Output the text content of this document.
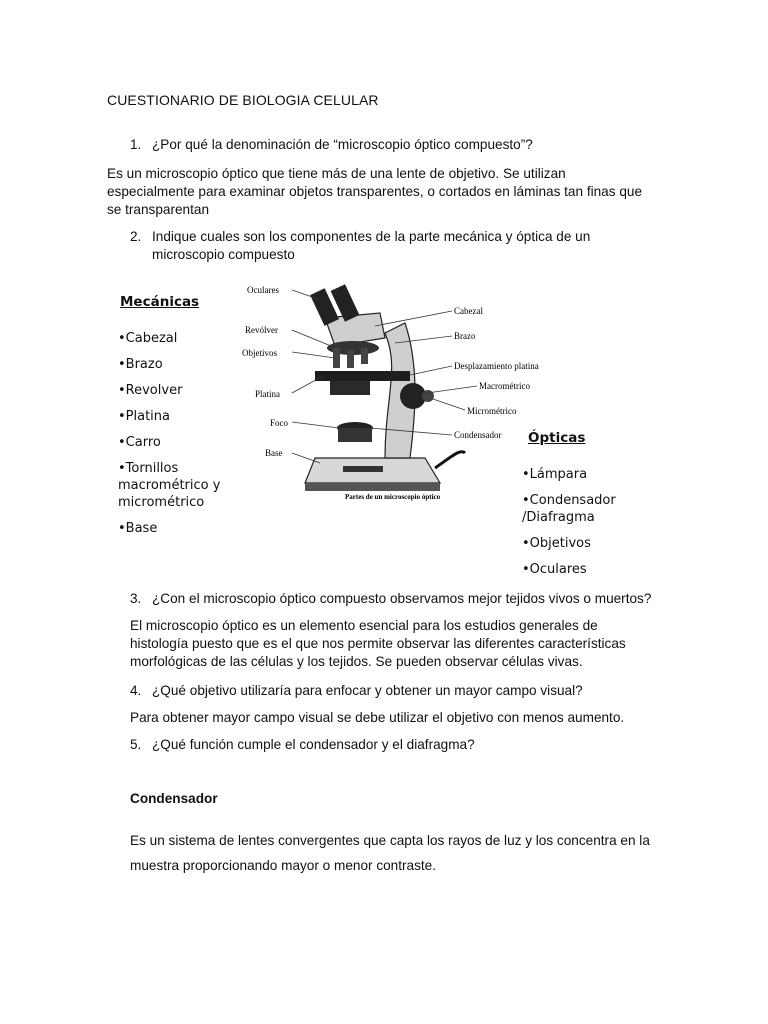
CUESTIONARIO DE BIOLOGIA CELULAR
1. ¿Por qué la denominación de “microscopio óptico compuesto”?
Es un microscopio óptico que tiene más de una lente de objetivo. Se utilizan
especialmente para examinar objetos transparentes, o cortados en láminas tan finas que
se transparentan
2. Indique cuales son los componentes de la parte mecánica y óptica de un
microscopio compuesto
Mecánicas
•Cabezal
•Brazo
•Revolver
•Platina
•Carro
•Tornillos
macrométrico y
micrométrico
•Base
Oculares
Revólver
Objetivos
Platina
Foco
Base
Cabezal
Brazo
Desplazamiento platina
Macrométrico
Micrométrico
Condensador
Partes de un microscopio óptico
Ópticas
•Lámpara
•Condensador
/Diafragma
•Objetivos
•Oculares
3. ¿Con el microscopio óptico compuesto observamos mejor tejidos vivos o muertos?
El microscopio óptico es un elemento esencial para los estudios generales de
histología puesto que es el que nos permite observar las diferentes características
morfológicas de las células y los tejidos. Se pueden observar células vivas.
4. ¿Qué objetivo utilizaría para enfocar y obtener un mayor campo visual?
Para obtener mayor campo visual se debe utilizar el objetivo con menos aumento.
5. ¿Qué función cumple el condensador y el diafragma?
Condensador
Es un sistema de lentes convergentes que capta los rayos de luz y los concentra en la
muestra proporcionando mayor o menor contraste.
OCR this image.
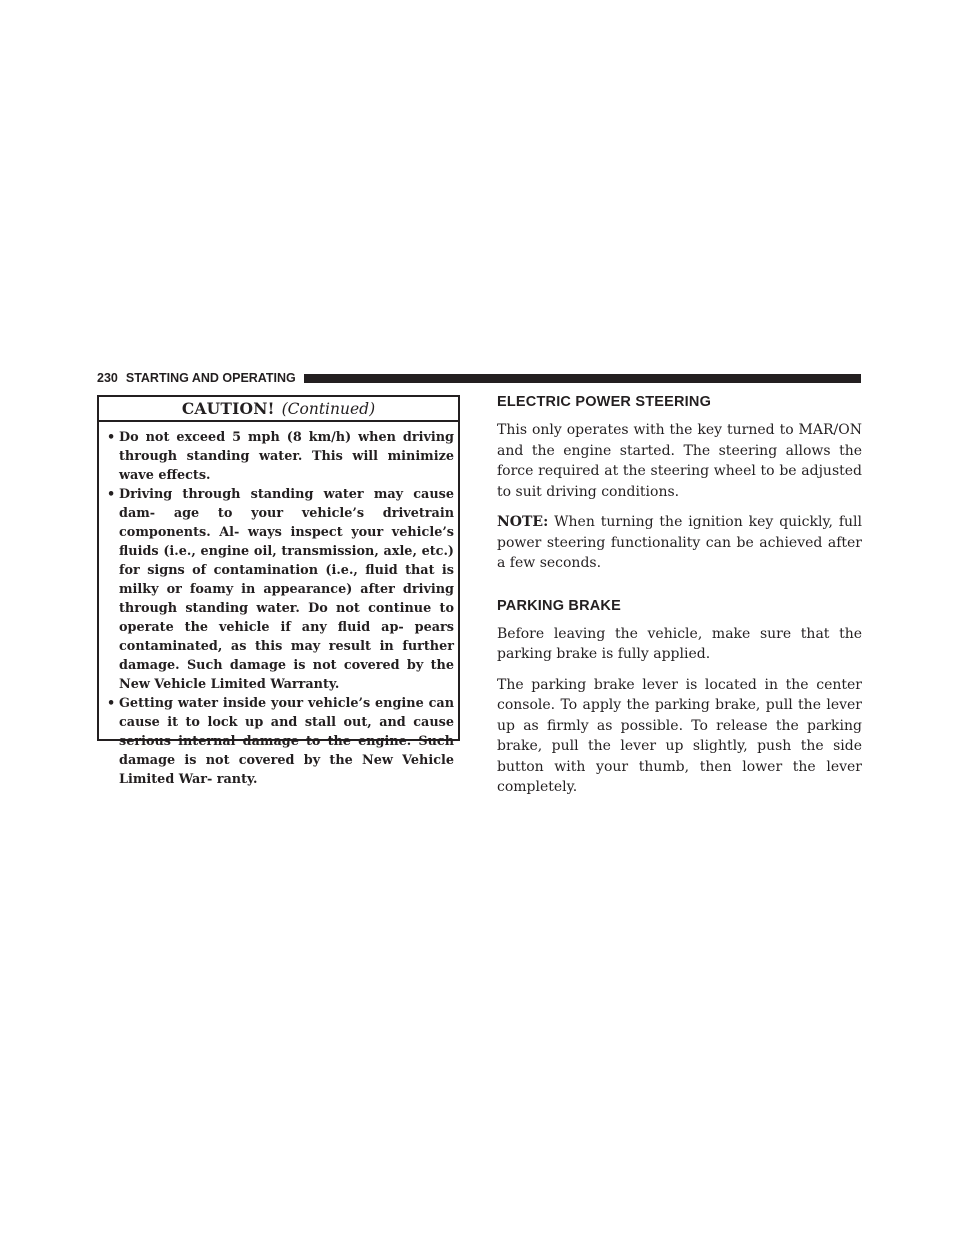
230 STARTING AND OPERATING
CAUTION! (Continued)
• Do not exceed 5 mph (8 km/h) when driving through standing water. This will minimize wave effects.
• Driving through standing water may cause dam- age to your vehicle’s drivetrain components. Al- ways inspect your vehicle’s fluids (i.e., engine oil, transmission, axle, etc.) for signs of contamination (i.e., fluid that is milky or foamy in appearance) after driving through standing water. Do not continue to operate the vehicle if any fluid ap- pears contaminated, as this may result in further damage. Such damage is not covered by the New Vehicle Limited Warranty.
• Getting water inside your vehicle’s engine can cause it to lock up and stall out, and cause serious internal damage to the engine. Such damage is not covered by the New Vehicle Limited War- ranty.
ELECTRIC POWER STEERING

This only operates with the key turned to MAR/ON and the engine started. The steering allows the force required at the steering wheel to be adjusted to suit driving conditions.

NOTE: When turning the ignition key quickly, full power steering functionality can be achieved after a few seconds.

PARKING BRAKE

Before leaving the vehicle, make sure that the parking brake is fully applied.

The parking brake lever is located in the center console. To apply the parking brake, pull the lever up as firmly as possible. To release the parking brake, pull the lever up slightly, push the side button with your thumb, then lower the lever completely.
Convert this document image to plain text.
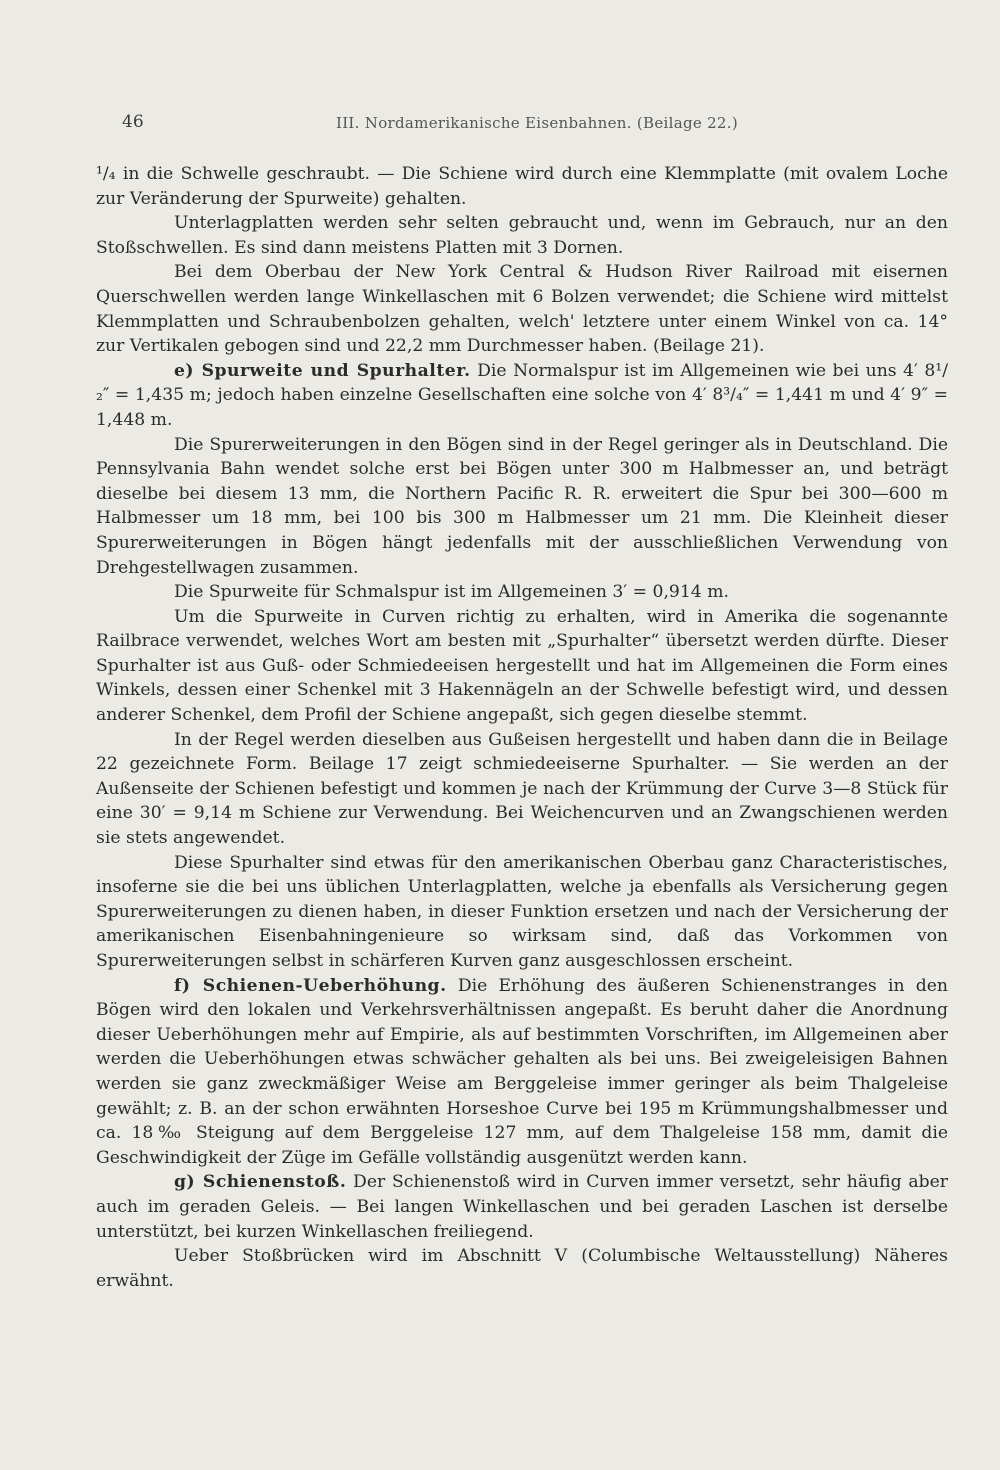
46	III. Nordamerikanische Eisenbahnen. (Beilage 22.)

¹/₄ in die Schwelle geschraubt. — Die Schiene wird durch eine Klemmplatte (mit ovalem Loche zur Veränderung der Spurweite) gehalten.

Unterlagplatten werden sehr selten gebraucht und, wenn im Gebrauch, nur an den Stoßschwellen. Es sind dann meistens Platten mit 3 Dornen.

Bei dem Oberbau der New York Central & Hudson River Railroad mit eisernen Querschwellen werden lange Winkellaschen mit 6 Bolzen verwendet; die Schiene wird mittelst Klemmplatten und Schraubenbolzen gehalten, welch' letztere unter einem Winkel von ca. 14° zur Vertikalen gebogen sind und 22,2 mm Durchmesser haben. (Beilage 21).

e) Spurweite und Spurhalter. Die Normalspur ist im Allgemeinen wie bei uns 4′ 8¹/₂″ = 1,435 m; jedoch haben einzelne Gesellschaften eine solche von 4′ 8³/₄″ = 1,441 m und 4′ 9″ = 1,448 m.

Die Spurerweiterungen in den Bögen sind in der Regel geringer als in Deutschland. Die Pennsylvania Bahn wendet solche erst bei Bögen unter 300 m Halbmesser an, und beträgt dieselbe bei diesem 13 mm, die Northern Pacific R. R. erweitert die Spur bei 300—600 m Halbmesser um 18 mm, bei 100 bis 300 m Halbmesser um 21 mm. Die Kleinheit dieser Spurerweiterungen in Bögen hängt jedenfalls mit der ausschließlichen Verwendung von Drehgestellwagen zusammen.

Die Spurweite für Schmalspur ist im Allgemeinen 3′ = 0,914 m.

Um die Spurweite in Curven richtig zu erhalten, wird in Amerika die sogenannte Railbrace verwendet, welches Wort am besten mit „Spurhalter“ übersetzt werden dürfte. Dieser Spurhalter ist aus Guß- oder Schmiedeeisen hergestellt und hat im Allgemeinen die Form eines Winkels, dessen einer Schenkel mit 3 Hakennägeln an der Schwelle befestigt wird, und dessen anderer Schenkel, dem Profil der Schiene angepaßt, sich gegen dieselbe stemmt.

In der Regel werden dieselben aus Gußeisen hergestellt und haben dann die in Beilage 22 gezeichnete Form. Beilage 17 zeigt schmiedeeiserne Spurhalter. — Sie werden an der Außenseite der Schienen befestigt und kommen je nach der Krümmung der Curve 3—8 Stück für eine 30′ = 9,14 m Schiene zur Verwendung. Bei Weichencurven und an Zwangschienen werden sie stets angewendet.

Diese Spurhalter sind etwas für den amerikanischen Oberbau ganz Characteristisches, insoferne sie die bei uns üblichen Unterlagplatten, welche ja ebenfalls als Versicherung gegen Spurerweiterungen zu dienen haben, in dieser Funktion ersetzen und nach der Versicherung der amerikanischen Eisenbahningenieure so wirksam sind, daß das Vorkommen von Spurerweiterungen selbst in schärferen Kurven ganz ausgeschlossen erscheint.

f) Schienen-Ueberhöhung. Die Erhöhung des äußeren Schienenstranges in den Bögen wird den lokalen und Verkehrsverhältnissen angepaßt. Es beruht daher die Anordnung dieser Ueberhöhungen mehr auf Empirie, als auf bestimmten Vorschriften, im Allgemeinen aber werden die Ueberhöhungen etwas schwächer gehalten als bei uns. Bei zweigeleisigen Bahnen werden sie ganz zweckmäßiger Weise am Berggeleise immer geringer als beim Thalgeleise gewählt; z. B. an der schon erwähnten Horseshoe Curve bei 195 m Krümmungshalbmesser und ca. 18‰ Steigung auf dem Berggeleise 127 mm, auf dem Thalgeleise 158 mm, damit die Geschwindigkeit der Züge im Gefälle vollständig ausgenützt werden kann.

g) Schienenstoß. Der Schienenstoß wird in Curven immer versetzt, sehr häufig aber auch im geraden Geleis. — Bei langen Winkellaschen und bei geraden Laschen ist derselbe unterstützt, bei kurzen Winkellaschen freiliegend.

Ueber Stoßbrücken wird im Abschnitt V (Columbische Weltausstellung) Näheres erwähnt.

> Written instruction
State the count of lines with the word "through" in them, and write nothing else.

> Worked solution
2